**Aim:** Find each line with the word "Maintenance" and say how many there are, nothing else.

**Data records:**
○ ○ ○ ○

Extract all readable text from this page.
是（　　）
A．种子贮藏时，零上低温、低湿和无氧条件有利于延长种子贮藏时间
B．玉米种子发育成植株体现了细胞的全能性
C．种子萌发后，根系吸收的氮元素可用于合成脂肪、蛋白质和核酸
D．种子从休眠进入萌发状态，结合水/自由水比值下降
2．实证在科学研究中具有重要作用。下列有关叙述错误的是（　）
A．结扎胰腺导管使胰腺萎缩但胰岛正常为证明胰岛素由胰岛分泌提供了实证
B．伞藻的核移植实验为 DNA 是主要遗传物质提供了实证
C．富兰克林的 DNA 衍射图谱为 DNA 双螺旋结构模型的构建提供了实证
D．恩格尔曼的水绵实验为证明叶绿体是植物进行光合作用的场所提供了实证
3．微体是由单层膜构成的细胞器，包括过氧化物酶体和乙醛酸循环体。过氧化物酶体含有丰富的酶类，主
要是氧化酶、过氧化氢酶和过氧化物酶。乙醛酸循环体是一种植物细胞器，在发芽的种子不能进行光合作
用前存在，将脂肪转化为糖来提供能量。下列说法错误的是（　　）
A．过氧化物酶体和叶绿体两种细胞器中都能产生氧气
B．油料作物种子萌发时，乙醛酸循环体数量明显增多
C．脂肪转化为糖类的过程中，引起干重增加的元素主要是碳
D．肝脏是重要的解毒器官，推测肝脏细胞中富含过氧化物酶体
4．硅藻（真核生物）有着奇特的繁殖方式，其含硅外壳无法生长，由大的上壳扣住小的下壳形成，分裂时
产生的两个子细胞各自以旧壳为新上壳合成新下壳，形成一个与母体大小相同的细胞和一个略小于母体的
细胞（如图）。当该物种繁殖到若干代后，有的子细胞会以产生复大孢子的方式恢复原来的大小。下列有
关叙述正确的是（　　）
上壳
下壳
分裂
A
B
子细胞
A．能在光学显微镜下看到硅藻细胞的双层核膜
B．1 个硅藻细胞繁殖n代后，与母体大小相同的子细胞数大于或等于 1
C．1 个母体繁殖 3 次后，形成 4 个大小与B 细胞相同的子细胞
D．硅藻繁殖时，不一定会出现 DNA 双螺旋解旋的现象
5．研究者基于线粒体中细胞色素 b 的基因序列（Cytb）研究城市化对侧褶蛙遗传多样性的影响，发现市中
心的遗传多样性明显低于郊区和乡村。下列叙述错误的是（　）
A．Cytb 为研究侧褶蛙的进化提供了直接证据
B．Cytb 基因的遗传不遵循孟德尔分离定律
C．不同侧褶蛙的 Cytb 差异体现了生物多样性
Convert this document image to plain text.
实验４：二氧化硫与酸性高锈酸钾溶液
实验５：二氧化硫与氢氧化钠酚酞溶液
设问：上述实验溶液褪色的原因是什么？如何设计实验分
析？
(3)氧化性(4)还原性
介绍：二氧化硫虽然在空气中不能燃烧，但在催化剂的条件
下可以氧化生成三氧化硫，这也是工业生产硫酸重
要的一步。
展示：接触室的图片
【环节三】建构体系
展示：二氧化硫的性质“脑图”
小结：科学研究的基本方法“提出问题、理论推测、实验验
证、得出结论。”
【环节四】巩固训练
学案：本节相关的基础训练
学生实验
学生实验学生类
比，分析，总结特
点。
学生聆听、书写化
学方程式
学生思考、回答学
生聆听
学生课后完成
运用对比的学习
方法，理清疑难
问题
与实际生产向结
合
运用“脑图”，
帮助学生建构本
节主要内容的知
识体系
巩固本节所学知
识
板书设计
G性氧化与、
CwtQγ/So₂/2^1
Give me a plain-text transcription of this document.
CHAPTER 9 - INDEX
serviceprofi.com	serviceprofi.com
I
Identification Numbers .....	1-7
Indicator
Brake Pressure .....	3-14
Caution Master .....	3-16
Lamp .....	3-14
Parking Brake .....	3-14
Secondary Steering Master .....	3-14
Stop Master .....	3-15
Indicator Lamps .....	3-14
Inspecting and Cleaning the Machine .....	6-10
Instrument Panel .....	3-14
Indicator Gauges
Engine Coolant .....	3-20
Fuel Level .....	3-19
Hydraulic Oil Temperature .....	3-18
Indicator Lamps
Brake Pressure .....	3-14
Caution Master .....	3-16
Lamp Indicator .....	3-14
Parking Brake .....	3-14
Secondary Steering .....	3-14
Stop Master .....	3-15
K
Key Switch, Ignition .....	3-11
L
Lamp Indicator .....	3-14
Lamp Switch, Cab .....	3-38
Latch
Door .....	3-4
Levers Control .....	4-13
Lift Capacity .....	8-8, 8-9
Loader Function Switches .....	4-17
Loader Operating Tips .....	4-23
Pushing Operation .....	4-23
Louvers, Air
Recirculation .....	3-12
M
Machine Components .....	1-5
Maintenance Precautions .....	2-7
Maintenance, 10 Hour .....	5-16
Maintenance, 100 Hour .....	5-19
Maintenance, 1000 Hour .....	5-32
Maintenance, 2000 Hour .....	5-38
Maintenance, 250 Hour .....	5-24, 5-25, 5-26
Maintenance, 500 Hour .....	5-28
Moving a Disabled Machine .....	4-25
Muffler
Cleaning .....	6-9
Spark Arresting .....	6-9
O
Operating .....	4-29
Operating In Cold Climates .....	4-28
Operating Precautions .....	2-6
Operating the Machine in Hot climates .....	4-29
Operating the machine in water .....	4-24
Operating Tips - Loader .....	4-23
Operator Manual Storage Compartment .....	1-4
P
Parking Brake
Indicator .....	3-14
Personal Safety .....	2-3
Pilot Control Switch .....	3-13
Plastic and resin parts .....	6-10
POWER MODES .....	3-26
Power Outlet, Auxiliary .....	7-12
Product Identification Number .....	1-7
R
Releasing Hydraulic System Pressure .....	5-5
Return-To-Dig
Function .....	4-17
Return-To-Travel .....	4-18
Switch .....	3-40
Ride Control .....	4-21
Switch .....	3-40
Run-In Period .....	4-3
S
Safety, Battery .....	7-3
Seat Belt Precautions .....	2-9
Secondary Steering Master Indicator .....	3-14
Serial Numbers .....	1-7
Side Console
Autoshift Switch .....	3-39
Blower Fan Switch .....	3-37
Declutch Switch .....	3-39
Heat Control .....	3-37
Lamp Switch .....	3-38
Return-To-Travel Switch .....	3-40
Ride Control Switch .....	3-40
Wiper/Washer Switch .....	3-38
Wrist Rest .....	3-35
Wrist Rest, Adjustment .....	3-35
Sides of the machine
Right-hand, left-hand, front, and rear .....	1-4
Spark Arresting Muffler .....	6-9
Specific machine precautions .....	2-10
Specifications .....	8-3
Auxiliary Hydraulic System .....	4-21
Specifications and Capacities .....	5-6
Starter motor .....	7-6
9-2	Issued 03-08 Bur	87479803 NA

○ ○ ○ ○

**Solution to the problem:** 7